### [Directive]
Copy every line of the material below word for word, leaving out any picture.

### [Dataset rows]
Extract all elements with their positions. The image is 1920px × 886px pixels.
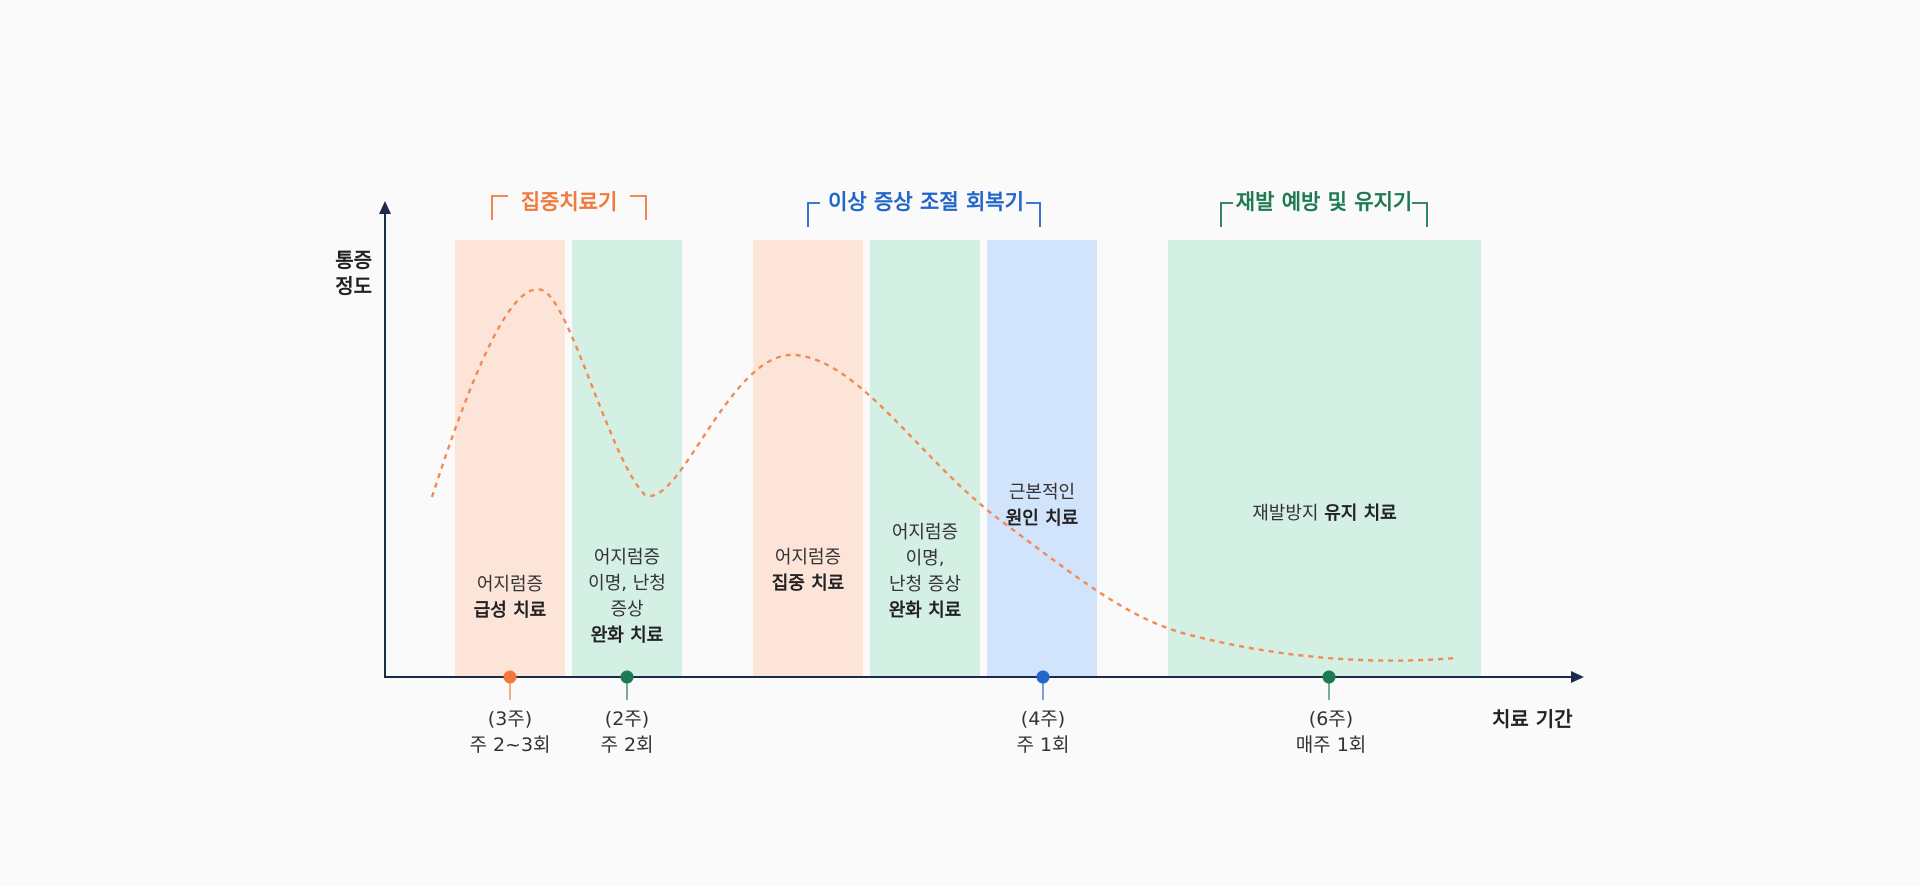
y-axis-arrow	[379, 201, 391, 214]
marker-dot-1	[503, 670, 517, 684]
marker-label-1: (3주) 주 2~3회	[450, 706, 570, 758]
band-maintenance	[1168, 240, 1481, 677]
band-intensive	[753, 240, 863, 677]
band-label-maintenance-normal: 재발방지	[1252, 503, 1325, 524]
band-label-relief-1-line1: 어지럼증	[593, 547, 661, 568]
band-label-maintenance: 재발방지 유지 치료	[1168, 501, 1481, 527]
marker-label-4-line2: 매주 1회	[1295, 734, 1367, 756]
band-label-relief-1-line2: 이명, 난청	[588, 573, 666, 594]
band-label-intensive-bold: 집중 치료	[771, 573, 845, 594]
band-relief-1	[572, 240, 682, 677]
band-label-acute-bold: 급성 치료	[473, 600, 547, 621]
marker-label-3-line2: 주 1회	[1016, 734, 1070, 756]
marker-dot-3	[1036, 670, 1050, 684]
marker-label-2-line2: 주 2회	[600, 734, 654, 756]
band-label-relief-2-line2: 이명,	[905, 548, 945, 569]
band-label-relief-1-bold: 완화 치료	[590, 625, 664, 646]
phase-label-intensive: 집중치료기	[520, 190, 618, 214]
band-cause	[987, 240, 1097, 677]
x-axis-label: 치료 기간	[1492, 707, 1573, 731]
marker-label-4: (6주) 매주 1회	[1269, 706, 1393, 758]
marker-label-4-line1: (6주)	[1308, 708, 1354, 730]
band-acute	[455, 240, 565, 677]
marker-label-2: (2주) 주 2회	[567, 706, 687, 758]
pain-curve	[430, 288, 1457, 662]
phase-bracket-maintenance	[1220, 202, 1428, 227]
marker-dot-4	[1322, 670, 1336, 684]
band-label-relief-1-line3: 증상	[610, 599, 644, 620]
band-label-acute: 어지럼증 급성 치료	[455, 572, 565, 624]
band-label-cause: 근본적인 원인 치료	[987, 480, 1097, 532]
band-label-relief-2-bold: 완화 치료	[888, 600, 962, 621]
phase-bracket-intensive	[491, 195, 647, 220]
band-relief-2	[870, 240, 980, 677]
band-label-intensive: 어지럼증 집중 치료	[753, 545, 863, 597]
band-label-acute-line1: 어지럼증	[476, 574, 544, 595]
y-axis-label-line1: 통증	[335, 248, 372, 272]
band-label-cause-bold: 원인 치료	[1005, 508, 1079, 529]
band-label-maintenance-bold: 유지 치료	[1324, 503, 1397, 524]
band-label-relief-2-line3: 난청 증상	[889, 574, 961, 595]
phase-label-maintenance: 재발 예방 및 유지기	[1235, 190, 1413, 214]
band-label-cause-line1: 근본적인	[1008, 482, 1076, 503]
marker-label-2-line1: (2주)	[604, 708, 650, 730]
marker-label-1-line1: (3주)	[487, 708, 533, 730]
x-axis-arrow	[1571, 671, 1584, 683]
marker-label-3: (4주) 주 1회	[983, 706, 1103, 758]
band-label-relief-1: 어지럼증 이명, 난청 증상 완화 치료	[572, 545, 682, 649]
band-label-relief-2-line1: 어지럼증	[891, 522, 959, 543]
phase-bracket-recovery	[807, 202, 1041, 227]
band-label-intensive-line1: 어지럼증	[774, 547, 842, 568]
marker-label-3-line1: (4주)	[1020, 708, 1066, 730]
y-axis-label: 통증 정도	[320, 247, 372, 299]
marker-dot-2	[620, 670, 634, 684]
marker-label-1-line2: 주 2~3회	[469, 734, 551, 756]
y-axis-label-line2: 정도	[335, 274, 372, 298]
band-label-relief-2: 어지럼증 이명, 난청 증상 완화 치료	[870, 520, 980, 624]
phase-label-recovery: 이상 증상 조절 회복기	[828, 190, 1024, 214]
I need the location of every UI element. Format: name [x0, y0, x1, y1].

### [Answer to this problem]
Extract all elements with their positions. The image is 1920px × 886px pixels.
y-axis-arrow	[379, 201, 391, 214]
marker-dot-1	[503, 670, 517, 684]
marker-label-1: (3주) 주 2~3회	[450, 706, 570, 758]
band-maintenance	[1168, 240, 1481, 677]
band-intensive	[753, 240, 863, 677]
band-label-maintenance-normal: 재발방지	[1252, 503, 1325, 524]
band-label-relief-1-line1: 어지럼증	[593, 547, 661, 568]
band-label-maintenance: 재발방지 유지 치료	[1168, 501, 1481, 527]
marker-label-4-line2: 매주 1회	[1295, 734, 1367, 756]
band-label-relief-1-line2: 이명, 난청	[588, 573, 666, 594]
band-label-intensive-bold: 집중 치료	[771, 573, 845, 594]
band-relief-1	[572, 240, 682, 677]
band-label-acute-bold: 급성 치료	[473, 600, 547, 621]
marker-label-3-line2: 주 1회	[1016, 734, 1070, 756]
marker-dot-3	[1036, 670, 1050, 684]
marker-label-2-line2: 주 2회	[600, 734, 654, 756]
band-label-relief-2-line2: 이명,	[905, 548, 945, 569]
band-label-relief-1-bold: 완화 치료	[590, 625, 664, 646]
phase-label-intensive: 집중치료기	[520, 190, 618, 214]
band-cause	[987, 240, 1097, 677]
x-axis-label: 치료 기간	[1492, 707, 1573, 731]
marker-label-4: (6주) 매주 1회	[1269, 706, 1393, 758]
marker-label-4-line1: (6주)	[1308, 708, 1354, 730]
band-acute	[455, 240, 565, 677]
marker-label-2: (2주) 주 2회	[567, 706, 687, 758]
pain-curve	[430, 288, 1457, 662]
phase-bracket-maintenance	[1220, 202, 1428, 227]
marker-dot-4	[1322, 670, 1336, 684]
band-label-relief-1-line3: 증상	[610, 599, 644, 620]
band-label-acute: 어지럼증 급성 치료	[455, 572, 565, 624]
band-label-cause: 근본적인 원인 치료	[987, 480, 1097, 532]
band-label-relief-2-bold: 완화 치료	[888, 600, 962, 621]
phase-bracket-intensive	[491, 195, 647, 220]
band-relief-2	[870, 240, 980, 677]
band-label-intensive: 어지럼증 집중 치료	[753, 545, 863, 597]
band-label-acute-line1: 어지럼증	[476, 574, 544, 595]
y-axis-label-line1: 통증	[335, 248, 372, 272]
band-label-cause-bold: 원인 치료	[1005, 508, 1079, 529]
band-label-maintenance-bold: 유지 치료	[1324, 503, 1397, 524]
band-label-relief-2-line3: 난청 증상	[889, 574, 961, 595]
phase-label-maintenance: 재발 예방 및 유지기	[1235, 190, 1413, 214]
band-label-cause-line1: 근본적인	[1008, 482, 1076, 503]
marker-label-2-line1: (2주)	[604, 708, 650, 730]
marker-label-1-line1: (3주)	[487, 708, 533, 730]
x-axis-arrow	[1571, 671, 1584, 683]
marker-label-3: (4주) 주 1회	[983, 706, 1103, 758]
band-label-relief-1: 어지럼증 이명, 난청 증상 완화 치료	[572, 545, 682, 649]
band-label-relief-2-line1: 어지럼증	[891, 522, 959, 543]
phase-bracket-recovery	[807, 202, 1041, 227]
band-label-intensive-line1: 어지럼증	[774, 547, 842, 568]
marker-label-3-line1: (4주)	[1020, 708, 1066, 730]
y-axis-label: 통증 정도	[320, 247, 372, 299]
marker-dot-2	[620, 670, 634, 684]
marker-label-1-line2: 주 2~3회	[469, 734, 551, 756]
y-axis-label-line2: 정도	[335, 274, 372, 298]
band-label-relief-2: 어지럼증 이명, 난청 증상 완화 치료	[870, 520, 980, 624]
phase-label-recovery: 이상 증상 조절 회복기	[828, 190, 1024, 214]
I need the location of every UI element. Format: name [x0, y0, x1, y1].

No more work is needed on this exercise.